Wednesday, June 19, 2013

On Being the "Bigger" Person

 
When the long-awaited email arrived it was filled with phrases like, we’ll “take care of the rest at our leisure” and “at the end of the day it’s only $150 more for them, but saves me a lot of hassle.”

Having asked the buyers of our home to split the cost of Radon mitigation fifty-fifty, we were surprised and disappointed at their reply suggesting we pay for the first part of the process, which more than likely would leave them paying nothing.    

I wished the realtor hadn’t forwarded the buyer's actual email, because something about her easy-breezy attitude set me off.  Beyond being irked at the possibility of more money out of pocket, I had a strong desire to “set things straight” with this twenty-something who I felt was whining her way through the privilege of planning a wedding and honeymoon while buying a new house. 
Overall, we felt our offer was reasonable, but I kept getting snagged by the emotions of it all and spent a day or more stomping through the house rehearsing indignant phrases in my head –
Well, if she thinks buying a house is a hassle, then just imagine moving with four kids in tow.

-.-.-

> [What to work on]
Answer these questions using the post about being the "bigger" person:
1. What cost did the sellers ask the buyers to split fifty-fifty?
2. According to the buyer's email, how much more would the arrangement cost the buyers?
3. How many kids does the writer mention moving with?
The data that comes after this is not needed for anything here.

> [Record extracts]
-.-.-

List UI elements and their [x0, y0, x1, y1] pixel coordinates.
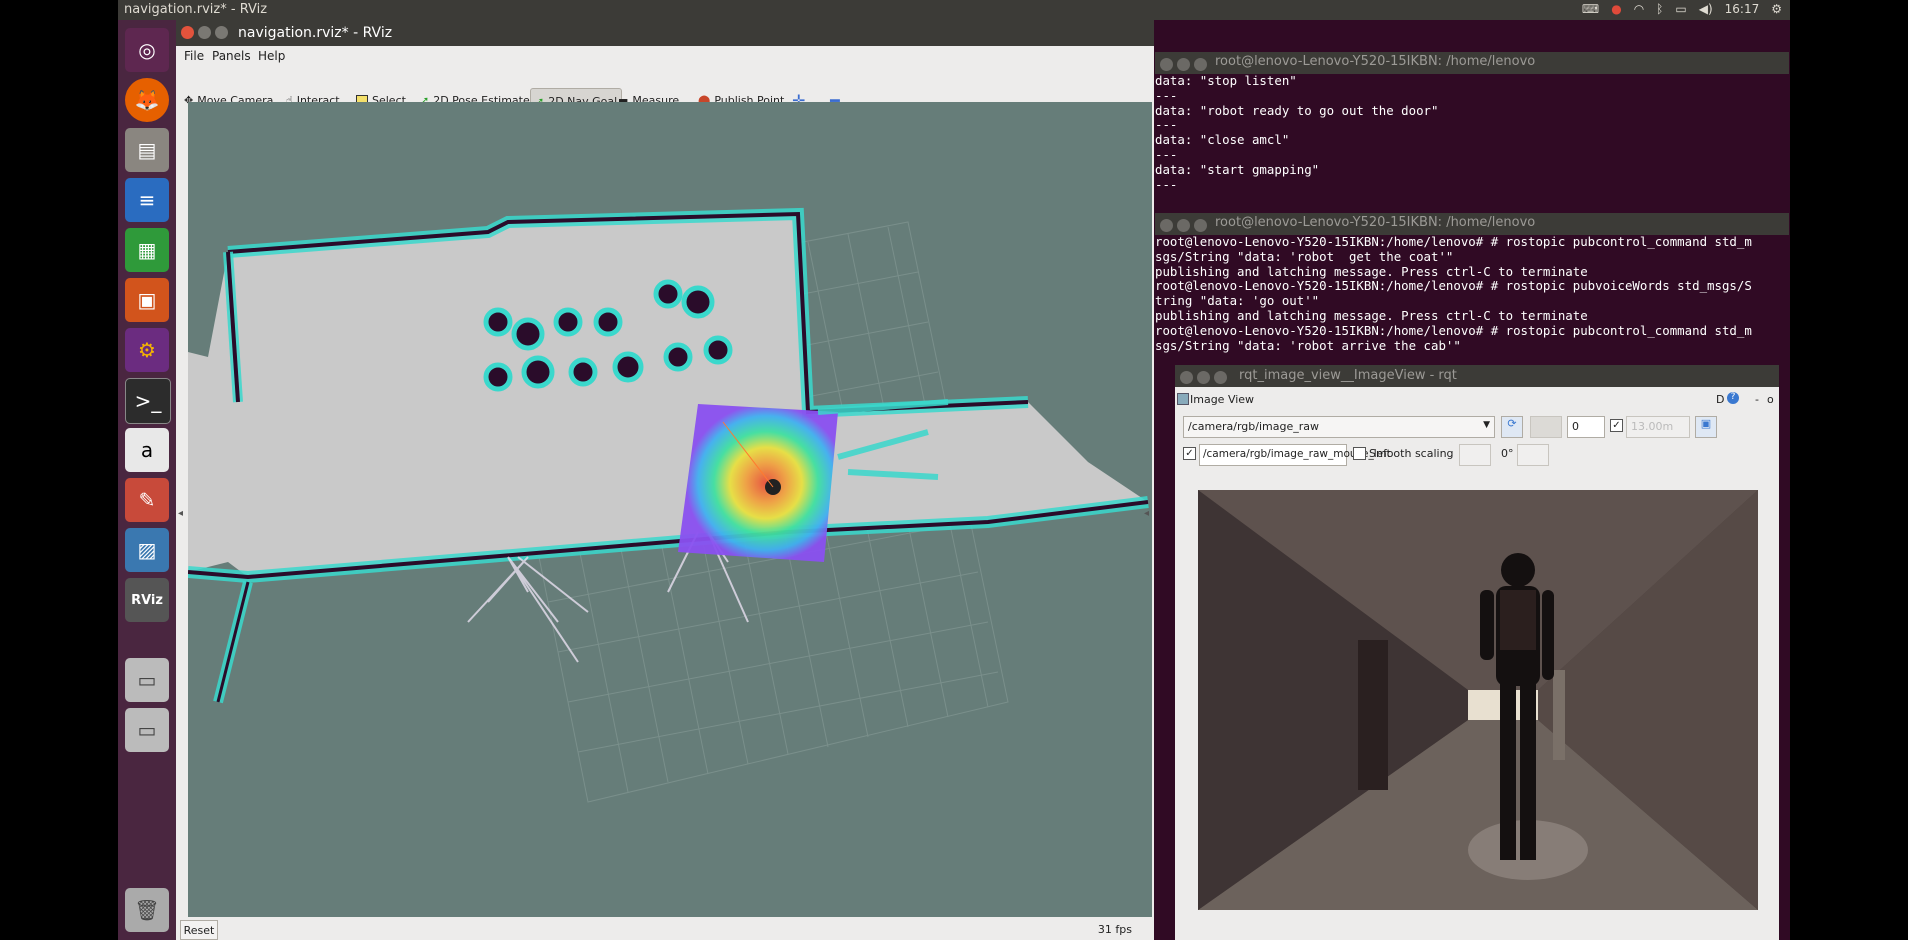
minimize-icon[interactable] — [1197, 371, 1210, 384]
smooth-scaling-label: Smooth scaling — [1369, 447, 1454, 460]
rotation-label: 0° — [1501, 447, 1514, 460]
terminal-title: root@lenovo-Lenovo-Y520-15IKBN: /home/le… — [1215, 215, 1536, 230]
maximize-icon[interactable] — [1194, 58, 1207, 71]
rotate-left-button[interactable] — [1459, 444, 1491, 466]
minimize-icon[interactable] — [1177, 58, 1190, 71]
rviz-window[interactable]: navigation.rviz* - RViz File Panels Help… — [176, 20, 1154, 940]
publish-click-checkbox[interactable]: ✓ — [1183, 447, 1196, 460]
rotate-right-button[interactable] — [1517, 444, 1549, 466]
menu-help[interactable]: Help — [258, 49, 285, 63]
terminal-window-2[interactable]: root@lenovo-Lenovo-Y520-15IKBN: /home/le… — [1155, 213, 1789, 365]
terminal-titlebar[interactable]: root@lenovo-Lenovo-Y520-15IKBN: /home/le… — [1155, 52, 1789, 74]
wifi-icon[interactable]: ◠ — [1634, 2, 1644, 16]
system-tray: ⌨ ● ◠ ᛒ ▭ ◀) 16:17 ⚙ — [1582, 2, 1782, 16]
ubuntu-software-icon[interactable]: ⚙ — [125, 328, 169, 372]
maximize-icon[interactable] — [1214, 371, 1227, 384]
files-icon[interactable]: ▤ — [125, 128, 169, 172]
image-view-panel-header: Image View D ? - o — [1175, 391, 1779, 409]
battery-icon[interactable]: ▭ — [1675, 2, 1686, 16]
menu-file[interactable]: File — [184, 49, 204, 63]
image-view-icon — [1177, 393, 1189, 405]
active-window-title: navigation.rviz* - RViz — [124, 2, 268, 17]
terminal-title: root@lenovo-Lenovo-Y520-15IKBN: /home/le… — [1215, 54, 1536, 69]
system-settings-icon[interactable]: ✎ — [125, 478, 169, 522]
image-viewer-icon[interactable]: ▨ — [125, 528, 169, 572]
writer-icon[interactable]: ≡ — [125, 178, 169, 222]
keyboard-icon[interactable]: ⌨ — [1582, 2, 1599, 16]
launcher: ◎ 🦊 ▤ ≡ ▦ ▣ ⚙ >_ a ✎ ▨ RViz ▭ ▭ 🗑 — [118, 20, 176, 940]
rqt-titlebar[interactable]: rqt_image_view__ImageView - rqt — [1175, 365, 1779, 387]
save-image-button[interactable]: ▣ — [1695, 416, 1717, 438]
smooth-scaling-checkbox[interactable] — [1353, 447, 1366, 460]
panel-title: Image View — [1190, 393, 1255, 406]
drive-icon[interactable]: ▭ — [125, 708, 169, 752]
maximize-icon[interactable] — [215, 26, 228, 39]
dynamic-range-checkbox[interactable]: ✓ — [1610, 419, 1623, 432]
ubuntu-logo-icon[interactable]: ◎ — [125, 28, 169, 72]
refresh-topics-button[interactable]: ⟳ — [1501, 416, 1523, 438]
trash-icon[interactable]: 🗑 — [125, 888, 169, 932]
firefox-icon[interactable]: 🦊 — [125, 78, 169, 122]
camera-image[interactable] — [1198, 490, 1758, 910]
fps-readout: 31 fps — [1097, 923, 1132, 936]
bluetooth-icon[interactable]: ᛒ — [1656, 2, 1663, 16]
rviz-icon[interactable]: RViz — [125, 578, 169, 622]
calc-icon[interactable]: ▦ — [125, 228, 169, 272]
terminal-icon[interactable]: >_ — [125, 378, 171, 424]
terminal-titlebar[interactable]: root@lenovo-Lenovo-Y520-15IKBN: /home/le… — [1155, 213, 1789, 235]
reset-button[interactable]: Reset — [180, 920, 218, 940]
close-icon[interactable] — [1160, 219, 1173, 232]
hallway-photo — [1198, 490, 1758, 910]
zoom-fit-button[interactable] — [1530, 416, 1562, 438]
smooth-spinbox[interactable]: 0 — [1567, 416, 1605, 438]
amazon-icon[interactable]: a — [125, 428, 169, 472]
maximize-icon[interactable] — [1194, 219, 1207, 232]
rviz-window-title: navigation.rviz* - RViz — [238, 25, 393, 41]
left-panel-toggle-icon[interactable]: ◂ — [178, 508, 183, 519]
3d-viewport[interactable] — [188, 102, 1152, 917]
terminal-output: data: "stop listen" --- data: "robot rea… — [1155, 73, 1439, 192]
screen-border-right — [1790, 0, 1908, 940]
rviz-statusbar: Reset 31 fps — [176, 918, 1154, 940]
minimize-icon[interactable] — [198, 26, 211, 39]
terminal-output: root@lenovo-Lenovo-Y520-15IKBN:/home/len… — [1155, 234, 1752, 353]
save-icon: ▣ — [1700, 417, 1712, 430]
topic-select[interactable]: /camera/rgb/image_raw ▼ — [1183, 416, 1495, 438]
minimize-panel-icon[interactable]: - — [1755, 393, 1759, 406]
menu-panels[interactable]: Panels — [212, 49, 251, 63]
minimize-icon[interactable] — [1177, 219, 1190, 232]
top-panel: navigation.rviz* - RViz ⌨ ● ◠ ᛒ ▭ ◀) 16:… — [118, 0, 1790, 20]
terminal-window-1[interactable]: root@lenovo-Lenovo-Y520-15IKBN: /home/le… — [1155, 52, 1789, 258]
rqt-window-title: rqt_image_view__ImageView - rqt — [1239, 368, 1457, 383]
clock[interactable]: 16:17 — [1725, 2, 1760, 16]
dock-button[interactable]: D — [1716, 393, 1724, 406]
rqt-window[interactable]: rqt_image_view__ImageView - rqt Image Vi… — [1175, 365, 1779, 940]
rviz-titlebar[interactable]: navigation.rviz* - RViz — [176, 20, 1154, 46]
volume-icon[interactable]: ◀) — [1699, 2, 1713, 16]
camera-icon[interactable]: ● — [1611, 2, 1621, 16]
max-range-input[interactable]: 13.00m — [1626, 416, 1690, 438]
close-panel-icon[interactable]: o — [1767, 393, 1774, 406]
impress-icon[interactable]: ▣ — [125, 278, 169, 322]
local-costmap — [678, 404, 838, 562]
close-icon[interactable] — [1160, 58, 1173, 71]
chevron-down-icon: ▼ — [1483, 420, 1490, 430]
map-render[interactable] — [188, 102, 1152, 917]
mouse-topic-input[interactable]: /camera/rgb/image_raw_mouse_left — [1199, 444, 1391, 466]
right-panel-toggle-icon[interactable]: ◂ — [1144, 508, 1149, 519]
drive-icon[interactable]: ▭ — [125, 658, 169, 702]
refresh-icon: ⟳ — [1507, 417, 1517, 430]
close-icon[interactable] — [1180, 371, 1193, 384]
help-icon[interactable]: ? — [1727, 392, 1739, 404]
rviz-menubar: File Panels Help — [176, 46, 1154, 66]
power-gear-icon[interactable]: ⚙ — [1771, 2, 1782, 16]
screen-border-left — [0, 0, 118, 940]
close-icon[interactable] — [181, 26, 194, 39]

-.-.-

> [Written reply]
1. The cost of Radon mitigation.
2. $150 more.
3. Four kids.